##### Dataset

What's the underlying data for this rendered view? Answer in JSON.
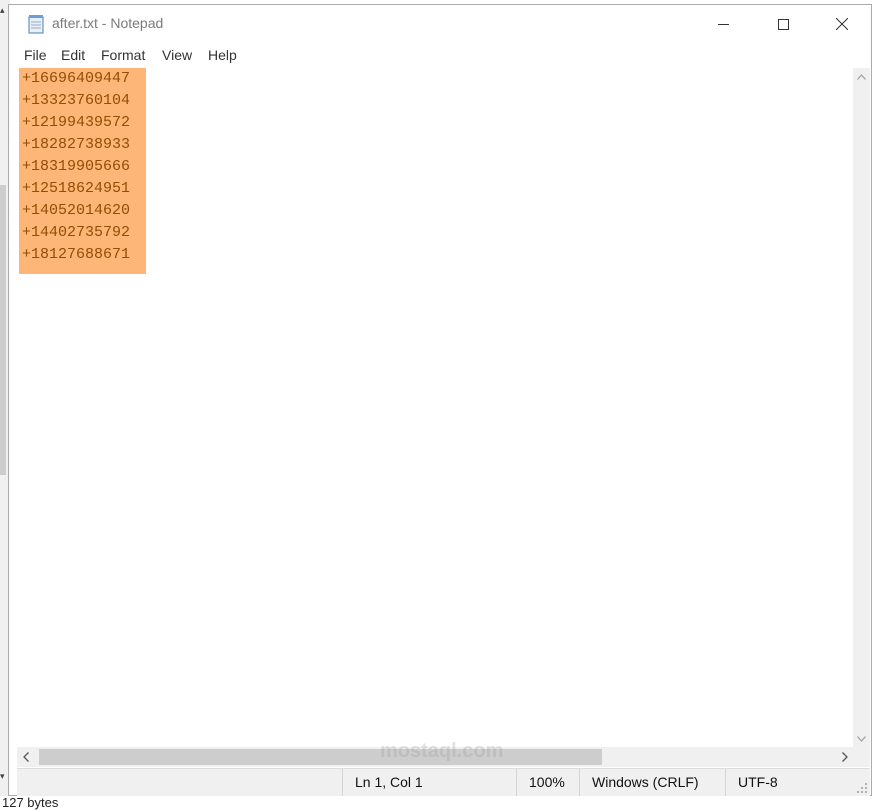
{
  "window": {
    "title": "after.txt - Notepad"
  },
  "menu": [
    "File",
    "Edit",
    "Format",
    "View",
    "Help"
  ],
  "editor": {
    "lines": [
      "+16696409447",
      "+13323760104",
      "+12199439572",
      "+18282738933",
      "+18319905666",
      "+12518624951",
      "+14052014620",
      "+14402735792",
      "+18127688671"
    ],
    "selection_bg": "#fdb677",
    "selection_text": "#964c02"
  },
  "status": {
    "position": "Ln 1, Col 1",
    "zoom": "100%",
    "line_ending": "Windows (CRLF)",
    "encoding": "UTF-8"
  },
  "background": {
    "explorer_status": "127 bytes"
  },
  "watermark": "mostaql.com",
  "icons": [
    "notepad-icon",
    "minimize-icon",
    "maximize-icon",
    "close-icon",
    "scroll-up-icon",
    "scroll-down-icon",
    "scroll-left-icon",
    "scroll-right-icon",
    "resize-grip-icon"
  ]
}
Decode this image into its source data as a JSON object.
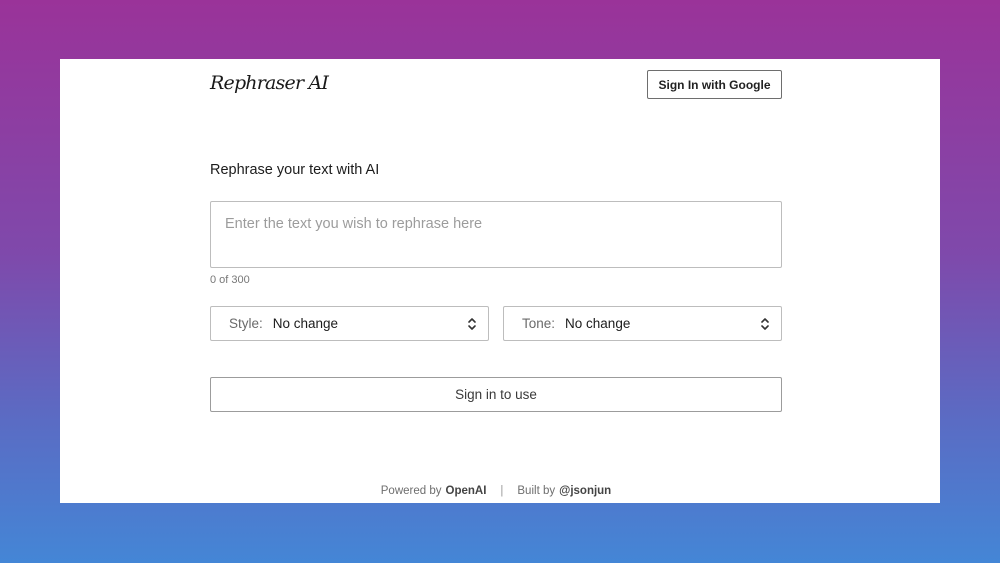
{
  "header": {
    "logo": "Rephraser AI",
    "signin_label": "Sign In with Google"
  },
  "main": {
    "title": "Rephrase your text with AI",
    "input_placeholder": "Enter the text you wish to rephrase here",
    "input_value": "",
    "char_count": "0 of 300",
    "style": {
      "label": "Style:",
      "value": "No change"
    },
    "tone": {
      "label": "Tone:",
      "value": "No change"
    },
    "submit_label": "Sign in to use"
  },
  "footer": {
    "powered_prefix": "Powered by",
    "powered_link": "OpenAI",
    "separator": "|",
    "built_prefix": "Built by",
    "built_link": "@jsonjun"
  },
  "icons": {
    "select_chevron": "chevron-up-down-icon"
  }
}
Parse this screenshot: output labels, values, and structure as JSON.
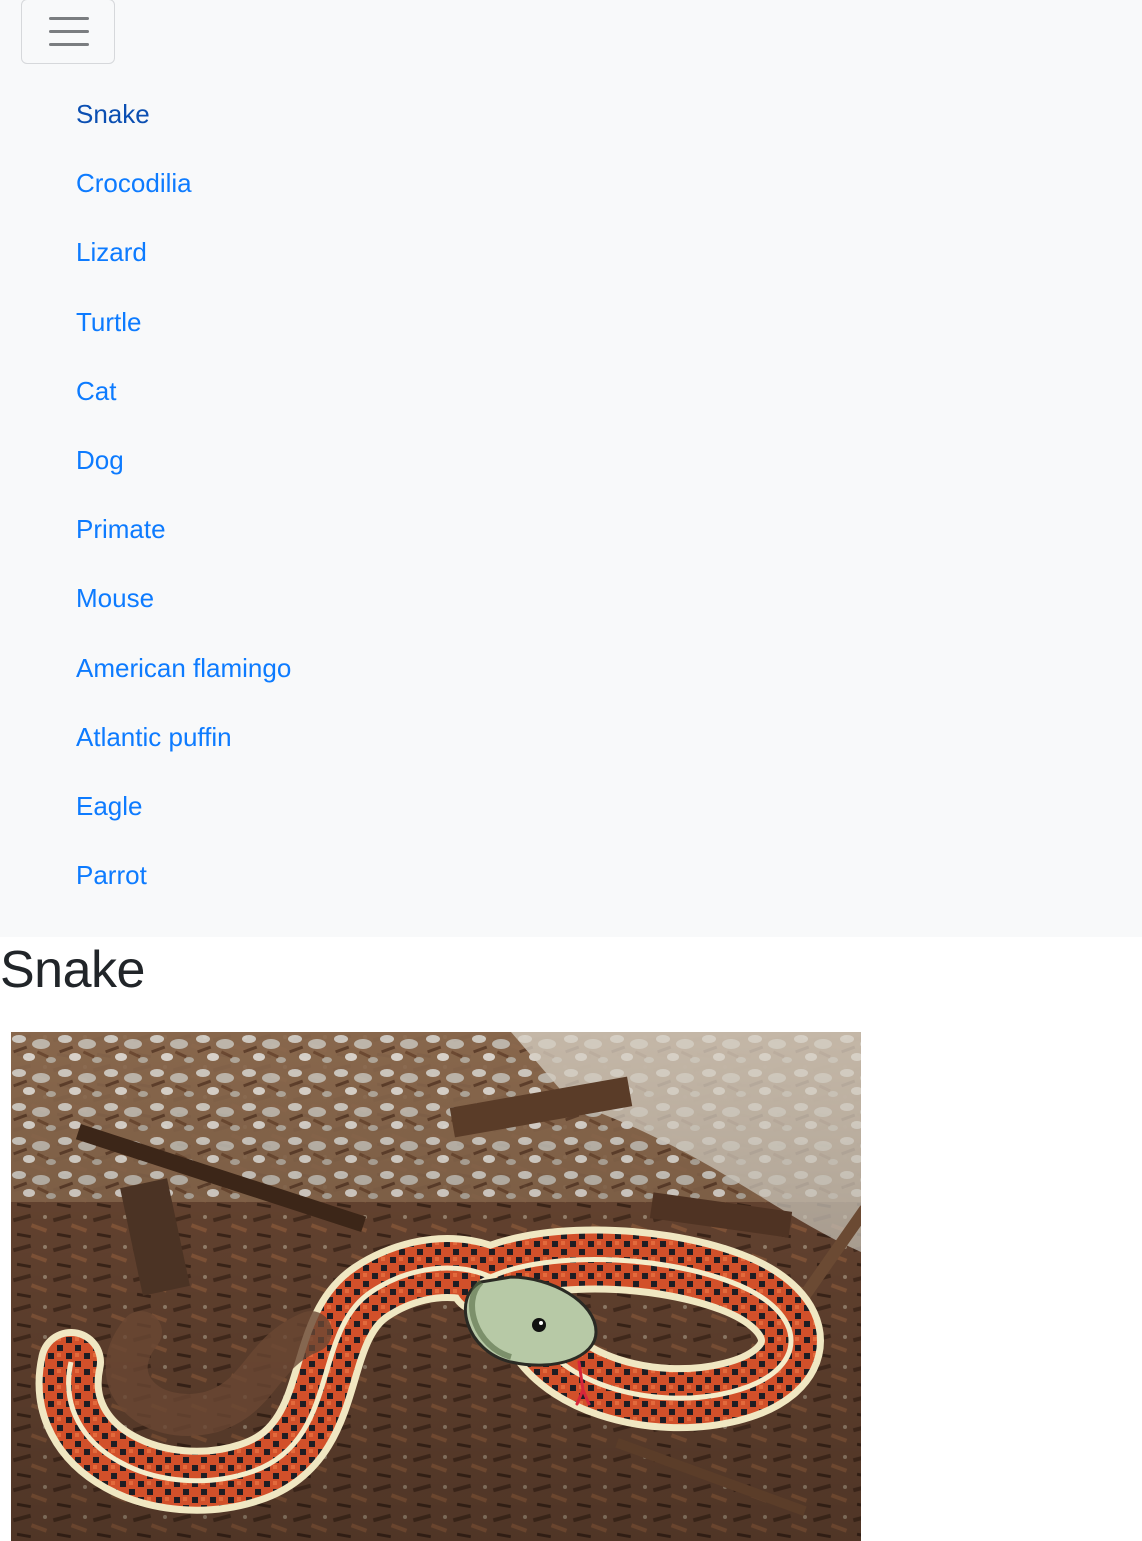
{
  "navbar": {
    "toggler_icon": "hamburger-menu-icon",
    "items": [
      {
        "label": "Snake",
        "active": true
      },
      {
        "label": "Crocodilia",
        "active": false
      },
      {
        "label": "Lizard",
        "active": false
      },
      {
        "label": "Turtle",
        "active": false
      },
      {
        "label": "Cat",
        "active": false
      },
      {
        "label": "Dog",
        "active": false
      },
      {
        "label": "Primate",
        "active": false
      },
      {
        "label": "Mouse",
        "active": false
      },
      {
        "label": "American flamingo",
        "active": false
      },
      {
        "label": "Atlantic puffin",
        "active": false
      },
      {
        "label": "Eagle",
        "active": false
      },
      {
        "label": "Parrot",
        "active": false
      }
    ]
  },
  "main": {
    "title": "Snake"
  },
  "colors": {
    "navbar_bg": "#f8f9fa",
    "link": "#0d7bff",
    "link_active": "#0b4fb2",
    "heading": "#212529"
  }
}
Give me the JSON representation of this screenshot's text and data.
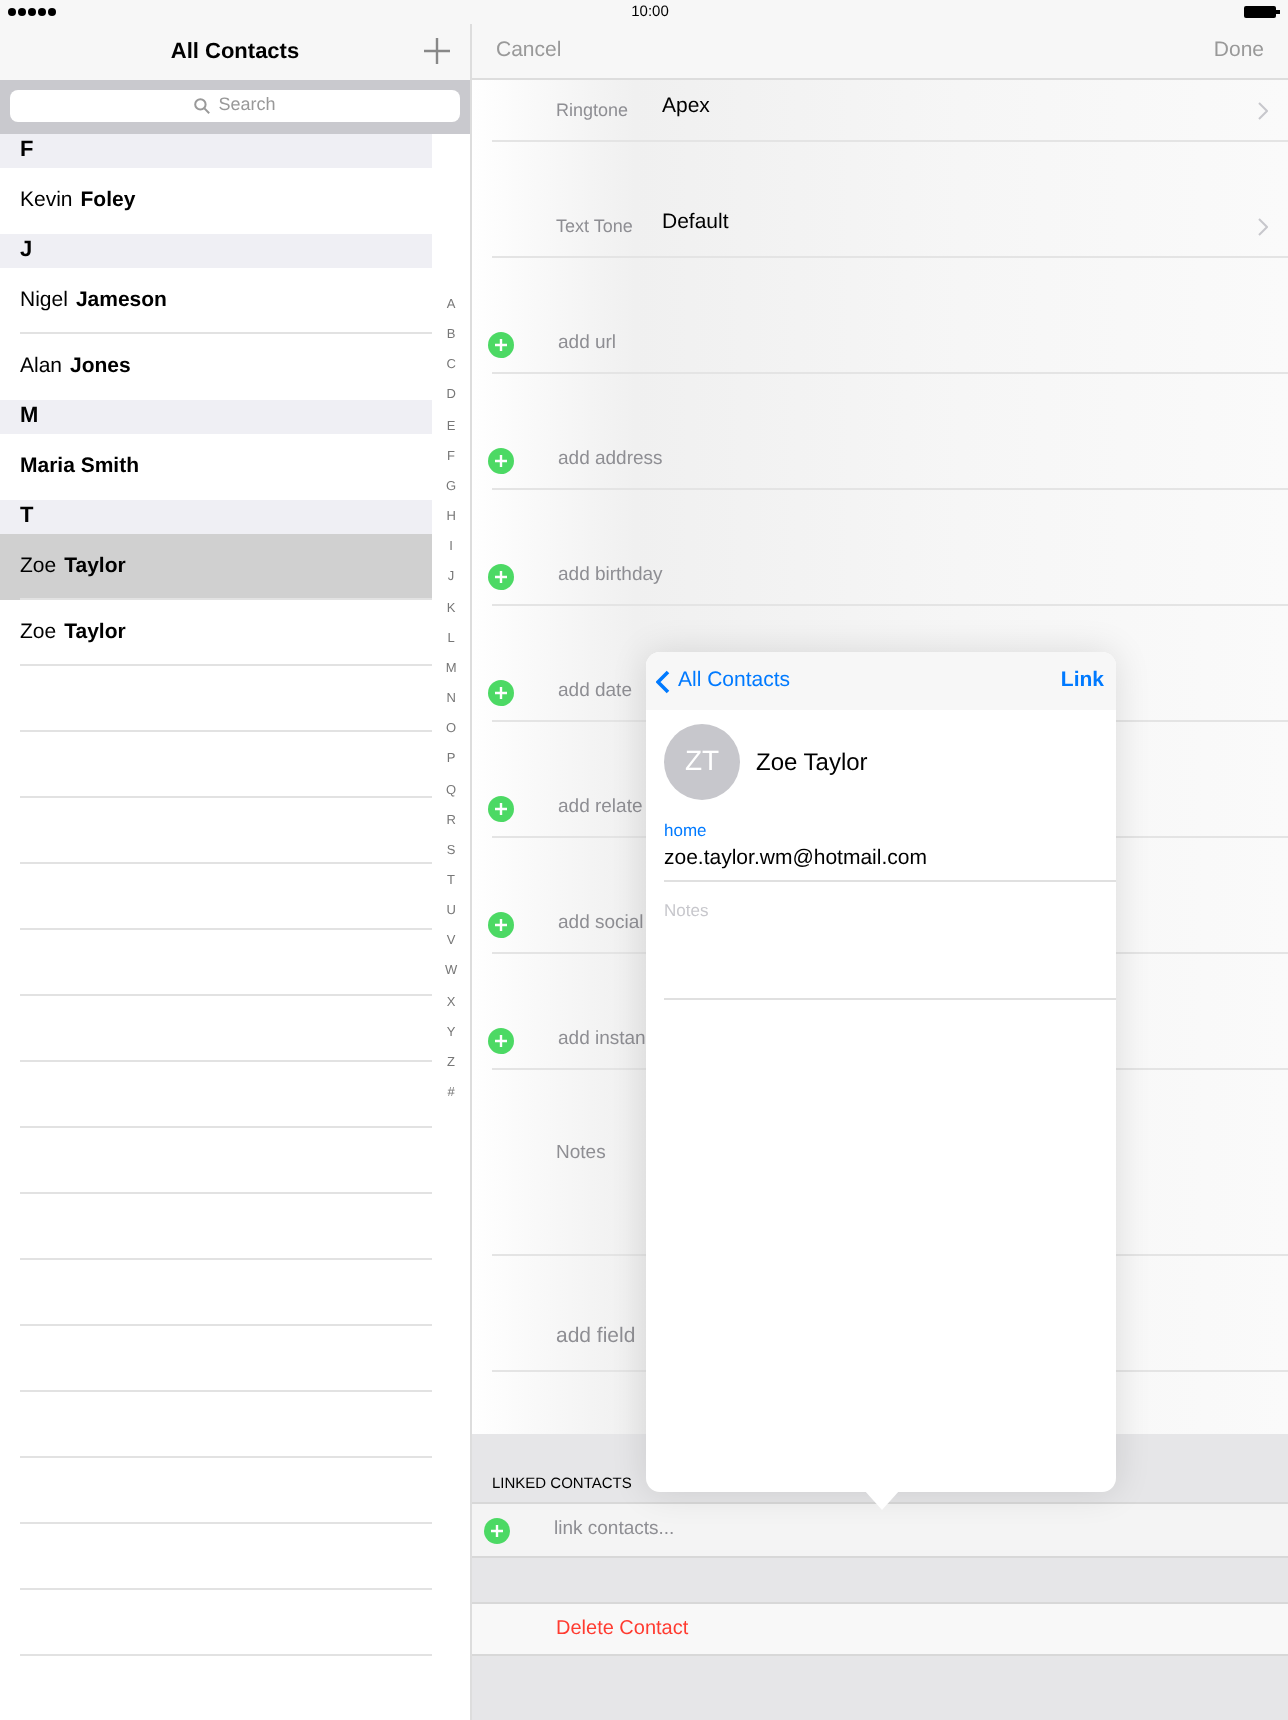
{
  "status_bar": {
    "time": "10:00"
  },
  "contacts_panel": {
    "title": "All Contacts",
    "search": {
      "placeholder": "Search"
    },
    "sections": [
      {
        "letter": "F",
        "contacts": [
          {
            "kind": "person",
            "first": "Kevin",
            "last": "Foley",
            "selected": false
          }
        ]
      },
      {
        "letter": "J",
        "contacts": [
          {
            "kind": "person",
            "first": "Nigel",
            "last": "Jameson",
            "selected": false
          },
          {
            "kind": "person",
            "first": "Alan",
            "last": "Jones",
            "selected": false
          }
        ]
      },
      {
        "letter": "M",
        "contacts": [
          {
            "kind": "company",
            "name": "Maria Smith",
            "selected": false
          }
        ]
      },
      {
        "letter": "T",
        "contacts": [
          {
            "kind": "person",
            "first": "Zoe",
            "last": "Taylor",
            "selected": true
          },
          {
            "kind": "person",
            "first": "Zoe",
            "last": "Taylor",
            "selected": false
          }
        ]
      }
    ],
    "index": [
      "A",
      "B",
      "C",
      "D",
      "E",
      "F",
      "G",
      "H",
      "I",
      "J",
      "K",
      "L",
      "M",
      "N",
      "O",
      "P",
      "Q",
      "R",
      "S",
      "T",
      "U",
      "V",
      "W",
      "X",
      "Y",
      "Z",
      "#"
    ]
  },
  "editor": {
    "cancel": "Cancel",
    "done": "Done",
    "rows": [
      {
        "kind": "setting",
        "label": "Ringtone",
        "value": "Apex"
      },
      {
        "kind": "setting",
        "label": "Text Tone",
        "value": "Default"
      },
      {
        "kind": "add",
        "label": "add url"
      },
      {
        "kind": "add",
        "label": "add address"
      },
      {
        "kind": "add",
        "label": "add birthday"
      },
      {
        "kind": "add",
        "label": "add date"
      },
      {
        "kind": "add",
        "label": "add relate"
      },
      {
        "kind": "add",
        "label": "add social"
      },
      {
        "kind": "add",
        "label": "add instan"
      },
      {
        "kind": "notes",
        "placeholder": "Notes"
      },
      {
        "kind": "field",
        "label": "add field"
      }
    ],
    "linked_header": "LINKED CONTACTS",
    "link_row": "link contacts...",
    "delete": "Delete Contact"
  },
  "popover": {
    "back": "All Contacts",
    "action": "Link",
    "initials": "ZT",
    "name": "Zoe Taylor",
    "email_label": "home",
    "email": "zoe.taylor.wm@hotmail.com",
    "notes_placeholder": "Notes"
  }
}
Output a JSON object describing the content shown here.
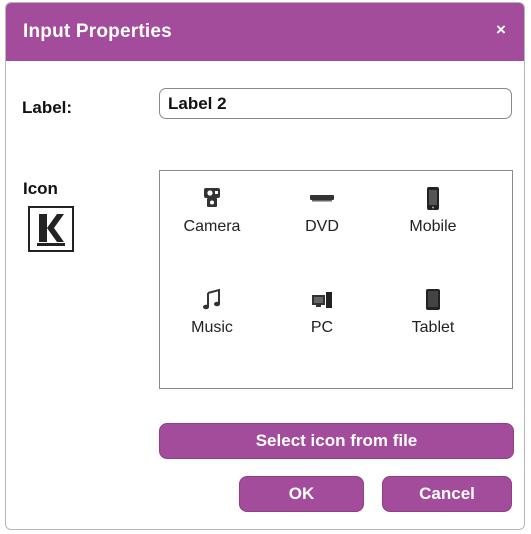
{
  "dialog": {
    "title": "Input Properties",
    "close_glyph": "×"
  },
  "label_field": {
    "caption": "Label:",
    "value": "Label 2"
  },
  "icon_section": {
    "caption": "Icon",
    "selected_icon": "kramer-logo-icon",
    "options": [
      {
        "label": "Camera",
        "icon": "camera-icon"
      },
      {
        "label": "DVD",
        "icon": "dvd-icon"
      },
      {
        "label": "Mobile",
        "icon": "mobile-icon"
      },
      {
        "label": "Music",
        "icon": "music-icon"
      },
      {
        "label": "PC",
        "icon": "pc-icon"
      },
      {
        "label": "Tablet",
        "icon": "tablet-icon"
      }
    ]
  },
  "buttons": {
    "select_file": "Select icon from file",
    "ok": "OK",
    "cancel": "Cancel"
  },
  "colors": {
    "accent": "#a24c9b",
    "text": "#111111"
  }
}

##########

Challenge = Repeat the records in full, exactly as they appear, without the pictures.

Answer to this task =
What's the underlying data for this rendered view? Answer in JSON.
{
  "window": {
    "title": "after.txt - Notepad"
  },
  "menu": [
    "File",
    "Edit",
    "Format",
    "View",
    "Help"
  ],
  "editor": {
    "lines": [
      "+16696409447",
      "+13323760104",
      "+12199439572",
      "+18282738933",
      "+18319905666",
      "+12518624951",
      "+14052014620",
      "+14402735792",
      "+18127688671"
    ],
    "selection_bg": "#fdb677",
    "selection_text": "#964c02"
  },
  "status": {
    "position": "Ln 1, Col 1",
    "zoom": "100%",
    "line_ending": "Windows (CRLF)",
    "encoding": "UTF-8"
  },
  "background": {
    "explorer_status": "127 bytes"
  },
  "watermark": "mostaql.com",
  "icons": [
    "notepad-icon",
    "minimize-icon",
    "maximize-icon",
    "close-icon",
    "scroll-up-icon",
    "scroll-down-icon",
    "scroll-left-icon",
    "scroll-right-icon",
    "resize-grip-icon"
  ]
}
Decode this image into its source data as a JSON object.
{
  "header": {
    "logo": "Rephraser AI",
    "signin_label": "Sign In with Google"
  },
  "main": {
    "title": "Rephrase your text with AI",
    "input_placeholder": "Enter the text you wish to rephrase here",
    "input_value": "",
    "char_count": "0 of 300",
    "style": {
      "label": "Style:",
      "value": "No change"
    },
    "tone": {
      "label": "Tone:",
      "value": "No change"
    },
    "submit_label": "Sign in to use"
  },
  "footer": {
    "powered_prefix": "Powered by",
    "powered_link": "OpenAI",
    "separator": "|",
    "built_prefix": "Built by",
    "built_link": "@jsonjun"
  },
  "icons": {
    "select_chevron": "chevron-up-down-icon"
  }
}
Parse this screenshot: output labels, values, and structure as JSON.
{
  "navbar": {
    "toggler_icon": "hamburger-menu-icon",
    "items": [
      {
        "label": "Snake",
        "active": true
      },
      {
        "label": "Crocodilia",
        "active": false
      },
      {
        "label": "Lizard",
        "active": false
      },
      {
        "label": "Turtle",
        "active": false
      },
      {
        "label": "Cat",
        "active": false
      },
      {
        "label": "Dog",
        "active": false
      },
      {
        "label": "Primate",
        "active": false
      },
      {
        "label": "Mouse",
        "active": false
      },
      {
        "label": "American flamingo",
        "active": false
      },
      {
        "label": "Atlantic puffin",
        "active": false
      },
      {
        "label": "Eagle",
        "active": false
      },
      {
        "label": "Parrot",
        "active": false
      }
    ]
  },
  "main": {
    "title": "Snake"
  },
  "colors": {
    "navbar_bg": "#f8f9fa",
    "link": "#0d7bff",
    "link_active": "#0b4fb2",
    "heading": "#212529"
  }
}
Give me the JSON representation of this screenshot's text and data.
{
  "status_bar": {
    "time": "10:00"
  },
  "contacts_panel": {
    "title": "All Contacts",
    "search": {
      "placeholder": "Search"
    },
    "sections": [
      {
        "letter": "F",
        "contacts": [
          {
            "kind": "person",
            "first": "Kevin",
            "last": "Foley",
            "selected": false
          }
        ]
      },
      {
        "letter": "J",
        "contacts": [
          {
            "kind": "person",
            "first": "Nigel",
            "last": "Jameson",
            "selected": false
          },
          {
            "kind": "person",
            "first": "Alan",
            "last": "Jones",
            "selected": false
          }
        ]
      },
      {
        "letter": "M",
        "contacts": [
          {
            "kind": "company",
            "name": "Maria Smith",
            "selected": false
          }
        ]
      },
      {
        "letter": "T",
        "contacts": [
          {
            "kind": "person",
            "first": "Zoe",
            "last": "Taylor",
            "selected": true
          },
          {
            "kind": "person",
            "first": "Zoe",
            "last": "Taylor",
            "selected": false
          }
        ]
      }
    ],
    "index": [
      "A",
      "B",
      "C",
      "D",
      "E",
      "F",
      "G",
      "H",
      "I",
      "J",
      "K",
      "L",
      "M",
      "N",
      "O",
      "P",
      "Q",
      "R",
      "S",
      "T",
      "U",
      "V",
      "W",
      "X",
      "Y",
      "Z",
      "#"
    ]
  },
  "editor": {
    "cancel": "Cancel",
    "done": "Done",
    "rows": [
      {
        "kind": "setting",
        "label": "Ringtone",
        "value": "Apex"
      },
      {
        "kind": "setting",
        "label": "Text Tone",
        "value": "Default"
      },
      {
        "kind": "add",
        "label": "add url"
      },
      {
        "kind": "add",
        "label": "add address"
      },
      {
        "kind": "add",
        "label": "add birthday"
      },
      {
        "kind": "add",
        "label": "add date"
      },
      {
        "kind": "add",
        "label": "add relate"
      },
      {
        "kind": "add",
        "label": "add social"
      },
      {
        "kind": "add",
        "label": "add instan"
      },
      {
        "kind": "notes",
        "placeholder": "Notes"
      },
      {
        "kind": "field",
        "label": "add field"
      }
    ],
    "linked_header": "LINKED CONTACTS",
    "link_row": "link contacts...",
    "delete": "Delete Contact"
  },
  "popover": {
    "back": "All Contacts",
    "action": "Link",
    "initials": "ZT",
    "name": "Zoe Taylor",
    "email_label": "home",
    "email": "zoe.taylor.wm@hotmail.com",
    "notes_placeholder": "Notes"
  }
}
Output a JSON object describing the content shown here.
{
  "dialog": {
    "title": "Input Properties",
    "close_glyph": "×"
  },
  "label_field": {
    "caption": "Label:",
    "value": "Label 2"
  },
  "icon_section": {
    "caption": "Icon",
    "selected_icon": "kramer-logo-icon",
    "options": [
      {
        "label": "Camera",
        "icon": "camera-icon"
      },
      {
        "label": "DVD",
        "icon": "dvd-icon"
      },
      {
        "label": "Mobile",
        "icon": "mobile-icon"
      },
      {
        "label": "Music",
        "icon": "music-icon"
      },
      {
        "label": "PC",
        "icon": "pc-icon"
      },
      {
        "label": "Tablet",
        "icon": "tablet-icon"
      }
    ]
  },
  "buttons": {
    "select_file": "Select icon from file",
    "ok": "OK",
    "cancel": "Cancel"
  },
  "colors": {
    "accent": "#a24c9b",
    "text": "#111111"
  }
}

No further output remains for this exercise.